__Required work__.
Reproduce the data exactly.

__Data rows__.
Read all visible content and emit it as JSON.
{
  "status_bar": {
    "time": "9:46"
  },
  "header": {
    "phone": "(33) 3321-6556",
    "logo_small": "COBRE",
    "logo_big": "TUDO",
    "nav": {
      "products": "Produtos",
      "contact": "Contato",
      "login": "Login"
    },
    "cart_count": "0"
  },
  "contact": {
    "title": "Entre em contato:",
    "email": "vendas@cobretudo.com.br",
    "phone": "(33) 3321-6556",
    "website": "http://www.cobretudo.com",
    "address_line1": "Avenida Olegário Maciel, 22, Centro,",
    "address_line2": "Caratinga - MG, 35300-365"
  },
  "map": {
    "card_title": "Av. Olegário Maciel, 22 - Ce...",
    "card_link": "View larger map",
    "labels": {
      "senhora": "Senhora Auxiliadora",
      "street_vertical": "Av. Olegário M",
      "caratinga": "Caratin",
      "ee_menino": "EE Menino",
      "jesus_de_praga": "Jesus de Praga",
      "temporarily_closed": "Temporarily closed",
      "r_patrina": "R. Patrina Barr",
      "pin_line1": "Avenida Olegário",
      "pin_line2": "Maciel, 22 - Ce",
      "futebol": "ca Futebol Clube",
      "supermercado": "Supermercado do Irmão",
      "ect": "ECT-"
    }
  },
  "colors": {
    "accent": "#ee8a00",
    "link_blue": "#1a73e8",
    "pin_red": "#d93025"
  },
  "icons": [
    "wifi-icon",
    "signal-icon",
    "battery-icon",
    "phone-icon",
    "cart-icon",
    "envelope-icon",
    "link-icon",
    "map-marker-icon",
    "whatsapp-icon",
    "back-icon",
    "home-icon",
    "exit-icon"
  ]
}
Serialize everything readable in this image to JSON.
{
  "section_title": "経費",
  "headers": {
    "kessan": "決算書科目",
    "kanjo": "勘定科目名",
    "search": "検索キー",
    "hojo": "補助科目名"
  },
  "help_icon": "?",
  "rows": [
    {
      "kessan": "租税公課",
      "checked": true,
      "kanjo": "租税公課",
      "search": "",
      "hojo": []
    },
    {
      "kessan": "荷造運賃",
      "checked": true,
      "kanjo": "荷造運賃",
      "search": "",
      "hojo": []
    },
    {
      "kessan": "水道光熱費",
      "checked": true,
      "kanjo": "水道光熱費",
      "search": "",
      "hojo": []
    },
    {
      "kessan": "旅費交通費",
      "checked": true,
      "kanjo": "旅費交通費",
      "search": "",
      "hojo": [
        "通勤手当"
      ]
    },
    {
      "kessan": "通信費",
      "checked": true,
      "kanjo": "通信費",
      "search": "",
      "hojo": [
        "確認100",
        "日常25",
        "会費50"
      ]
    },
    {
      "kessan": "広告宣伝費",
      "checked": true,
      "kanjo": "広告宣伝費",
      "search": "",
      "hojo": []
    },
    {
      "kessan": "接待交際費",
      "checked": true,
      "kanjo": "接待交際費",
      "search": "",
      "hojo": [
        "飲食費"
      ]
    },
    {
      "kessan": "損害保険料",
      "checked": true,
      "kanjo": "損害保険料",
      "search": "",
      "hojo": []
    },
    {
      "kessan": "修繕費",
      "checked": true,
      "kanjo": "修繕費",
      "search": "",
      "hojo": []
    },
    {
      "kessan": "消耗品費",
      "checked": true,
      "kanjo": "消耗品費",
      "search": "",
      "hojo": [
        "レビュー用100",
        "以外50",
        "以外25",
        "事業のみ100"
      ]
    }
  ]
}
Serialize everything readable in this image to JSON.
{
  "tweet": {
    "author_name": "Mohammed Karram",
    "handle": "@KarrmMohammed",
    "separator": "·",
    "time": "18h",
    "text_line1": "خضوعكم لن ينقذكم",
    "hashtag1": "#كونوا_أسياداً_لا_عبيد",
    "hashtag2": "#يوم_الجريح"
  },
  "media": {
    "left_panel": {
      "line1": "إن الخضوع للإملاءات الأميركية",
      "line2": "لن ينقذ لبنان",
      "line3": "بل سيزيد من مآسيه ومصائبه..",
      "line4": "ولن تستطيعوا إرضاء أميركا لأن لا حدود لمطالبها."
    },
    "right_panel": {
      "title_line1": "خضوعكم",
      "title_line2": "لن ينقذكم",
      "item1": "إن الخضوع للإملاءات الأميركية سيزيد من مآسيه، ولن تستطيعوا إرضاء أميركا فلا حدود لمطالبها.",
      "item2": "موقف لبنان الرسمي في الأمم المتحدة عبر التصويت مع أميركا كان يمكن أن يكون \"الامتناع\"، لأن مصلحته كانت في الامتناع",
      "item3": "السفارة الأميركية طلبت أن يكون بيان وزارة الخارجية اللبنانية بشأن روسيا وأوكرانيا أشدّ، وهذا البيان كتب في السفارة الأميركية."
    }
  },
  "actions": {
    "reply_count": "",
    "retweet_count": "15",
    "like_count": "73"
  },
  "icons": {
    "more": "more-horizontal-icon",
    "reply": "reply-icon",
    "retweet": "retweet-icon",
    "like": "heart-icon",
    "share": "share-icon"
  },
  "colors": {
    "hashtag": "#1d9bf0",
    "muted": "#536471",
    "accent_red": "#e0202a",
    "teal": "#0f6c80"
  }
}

__Expected answer__.
Read all visible content and emit it as JSON.
{
  "status_bar": {
    "time": "9:46"
  },
  "header": {
    "phone": "(33) 3321-6556",
    "logo_small": "COBRE",
    "logo_big": "TUDO",
    "nav": {
      "products": "Produtos",
      "contact": "Contato",
      "login": "Login"
    },
    "cart_count": "0"
  },
  "contact": {
    "title": "Entre em contato:",
    "email": "vendas@cobretudo.com.br",
    "phone": "(33) 3321-6556",
    "website": "http://www.cobretudo.com",
    "address_line1": "Avenida Olegário Maciel, 22, Centro,",
    "address_line2": "Caratinga - MG, 35300-365"
  },
  "map": {
    "card_title": "Av. Olegário Maciel, 22 - Ce...",
    "card_link": "View larger map",
    "labels": {
      "senhora": "Senhora Auxiliadora",
      "street_vertical": "Av. Olegário M",
      "caratinga": "Caratin",
      "ee_menino": "EE Menino",
      "jesus_de_praga": "Jesus de Praga",
      "temporarily_closed": "Temporarily closed",
      "r_patrina": "R. Patrina Barr",
      "pin_line1": "Avenida Olegário",
      "pin_line2": "Maciel, 22 - Ce",
      "futebol": "ca Futebol Clube",
      "supermercado": "Supermercado do Irmão",
      "ect": "ECT-"
    }
  },
  "colors": {
    "accent": "#ee8a00",
    "link_blue": "#1a73e8",
    "pin_red": "#d93025"
  },
  "icons": [
    "wifi-icon",
    "signal-icon",
    "battery-icon",
    "phone-icon",
    "cart-icon",
    "envelope-icon",
    "link-icon",
    "map-marker-icon",
    "whatsapp-icon",
    "back-icon",
    "home-icon",
    "exit-icon"
  ]
}
Serialize everything readable in this image to JSON.
{
  "section_title": "経費",
  "headers": {
    "kessan": "決算書科目",
    "kanjo": "勘定科目名",
    "search": "検索キー",
    "hojo": "補助科目名"
  },
  "help_icon": "?",
  "rows": [
    {
      "kessan": "租税公課",
      "checked": true,
      "kanjo": "租税公課",
      "search": "",
      "hojo": []
    },
    {
      "kessan": "荷造運賃",
      "checked": true,
      "kanjo": "荷造運賃",
      "search": "",
      "hojo": []
    },
    {
      "kessan": "水道光熱費",
      "checked": true,
      "kanjo": "水道光熱費",
      "search": "",
      "hojo": []
    },
    {
      "kessan": "旅費交通費",
      "checked": true,
      "kanjo": "旅費交通費",
      "search": "",
      "hojo": [
        "通勤手当"
      ]
    },
    {
      "kessan": "通信費",
      "checked": true,
      "kanjo": "通信費",
      "search": "",
      "hojo": [
        "確認100",
        "日常25",
        "会費50"
      ]
    },
    {
      "kessan": "広告宣伝費",
      "checked": true,
      "kanjo": "広告宣伝費",
      "search": "",
      "hojo": []
    },
    {
      "kessan": "接待交際費",
      "checked": true,
      "kanjo": "接待交際費",
      "search": "",
      "hojo": [
        "飲食費"
      ]
    },
    {
      "kessan": "損害保険料",
      "checked": true,
      "kanjo": "損害保険料",
      "search": "",
      "hojo": []
    },
    {
      "kessan": "修繕費",
      "checked": true,
      "kanjo": "修繕費",
      "search": "",
      "hojo": []
    },
    {
      "kessan": "消耗品費",
      "checked": true,
      "kanjo": "消耗品費",
      "search": "",
      "hojo": [
        "レビュー用100",
        "以外50",
        "以外25",
        "事業のみ100"
      ]
    }
  ]
}
Serialize everything readable in this image to JSON.
{
  "tweet": {
    "author_name": "Mohammed Karram",
    "handle": "@KarrmMohammed",
    "separator": "·",
    "time": "18h",
    "text_line1": "خضوعكم لن ينقذكم",
    "hashtag1": "#كونوا_أسياداً_لا_عبيد",
    "hashtag2": "#يوم_الجريح"
  },
  "media": {
    "left_panel": {
      "line1": "إن الخضوع للإملاءات الأميركية",
      "line2": "لن ينقذ لبنان",
      "line3": "بل سيزيد من مآسيه ومصائبه..",
      "line4": "ولن تستطيعوا إرضاء أميركا لأن لا حدود لمطالبها."
    },
    "right_panel": {
      "title_line1": "خضوعكم",
      "title_line2": "لن ينقذكم",
      "item1": "إن الخضوع للإملاءات الأميركية سيزيد من مآسيه، ولن تستطيعوا إرضاء أميركا فلا حدود لمطالبها.",
      "item2": "موقف لبنان الرسمي في الأمم المتحدة عبر التصويت مع أميركا كان يمكن أن يكون \"الامتناع\"، لأن مصلحته كانت في الامتناع",
      "item3": "السفارة الأميركية طلبت أن يكون بيان وزارة الخارجية اللبنانية بشأن روسيا وأوكرانيا أشدّ، وهذا البيان كتب في السفارة الأميركية."
    }
  },
  "actions": {
    "reply_count": "",
    "retweet_count": "15",
    "like_count": "73"
  },
  "icons": {
    "more": "more-horizontal-icon",
    "reply": "reply-icon",
    "retweet": "retweet-icon",
    "like": "heart-icon",
    "share": "share-icon"
  },
  "colors": {
    "hashtag": "#1d9bf0",
    "muted": "#536471",
    "accent_red": "#e0202a",
    "teal": "#0f6c80"
  }
}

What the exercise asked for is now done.